---------- DATA IN THIS EXERCISE ----------

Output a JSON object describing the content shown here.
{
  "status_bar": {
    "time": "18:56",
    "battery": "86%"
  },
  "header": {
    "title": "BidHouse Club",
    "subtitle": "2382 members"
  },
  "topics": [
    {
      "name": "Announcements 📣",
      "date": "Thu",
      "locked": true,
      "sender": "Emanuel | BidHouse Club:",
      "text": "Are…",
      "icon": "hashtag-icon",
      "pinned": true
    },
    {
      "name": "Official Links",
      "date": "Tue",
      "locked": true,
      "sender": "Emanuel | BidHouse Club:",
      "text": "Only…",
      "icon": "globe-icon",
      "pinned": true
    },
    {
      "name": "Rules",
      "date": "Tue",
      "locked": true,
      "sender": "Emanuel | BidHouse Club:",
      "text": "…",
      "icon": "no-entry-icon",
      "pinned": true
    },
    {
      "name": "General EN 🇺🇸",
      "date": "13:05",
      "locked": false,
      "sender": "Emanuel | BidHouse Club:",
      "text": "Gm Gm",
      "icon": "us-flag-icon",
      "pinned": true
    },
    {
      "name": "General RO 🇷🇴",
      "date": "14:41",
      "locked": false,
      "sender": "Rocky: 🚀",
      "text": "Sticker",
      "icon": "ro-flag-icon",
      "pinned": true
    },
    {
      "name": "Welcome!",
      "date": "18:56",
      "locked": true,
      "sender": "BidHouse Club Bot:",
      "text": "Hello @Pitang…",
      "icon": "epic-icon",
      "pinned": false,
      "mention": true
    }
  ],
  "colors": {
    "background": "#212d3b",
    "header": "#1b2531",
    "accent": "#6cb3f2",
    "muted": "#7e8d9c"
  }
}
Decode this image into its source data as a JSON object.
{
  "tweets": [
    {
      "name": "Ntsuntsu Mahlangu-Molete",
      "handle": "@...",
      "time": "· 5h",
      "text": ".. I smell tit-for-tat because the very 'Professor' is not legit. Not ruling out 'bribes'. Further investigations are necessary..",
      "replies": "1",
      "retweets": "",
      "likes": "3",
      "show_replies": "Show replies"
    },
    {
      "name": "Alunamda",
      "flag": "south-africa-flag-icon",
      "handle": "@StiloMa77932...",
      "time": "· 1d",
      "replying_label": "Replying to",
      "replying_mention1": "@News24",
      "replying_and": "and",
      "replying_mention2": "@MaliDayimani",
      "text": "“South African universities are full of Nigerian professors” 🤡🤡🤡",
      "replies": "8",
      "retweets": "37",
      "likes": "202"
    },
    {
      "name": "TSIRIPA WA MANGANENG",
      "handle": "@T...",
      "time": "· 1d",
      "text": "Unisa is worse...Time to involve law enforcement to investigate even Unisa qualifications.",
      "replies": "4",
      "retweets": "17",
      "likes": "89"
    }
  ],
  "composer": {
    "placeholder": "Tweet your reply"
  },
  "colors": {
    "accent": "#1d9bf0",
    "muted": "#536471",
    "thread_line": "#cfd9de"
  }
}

----------

**WHAT IS REQUIRED:** Take every line from the data that contains the word "date".

**TASK SOLUTION:**
      "date": "Thu",
      "date": "Tue",
      "date": "Tue",
      "date": "13:05",
      "date": "14:41",
      "date": "18:56",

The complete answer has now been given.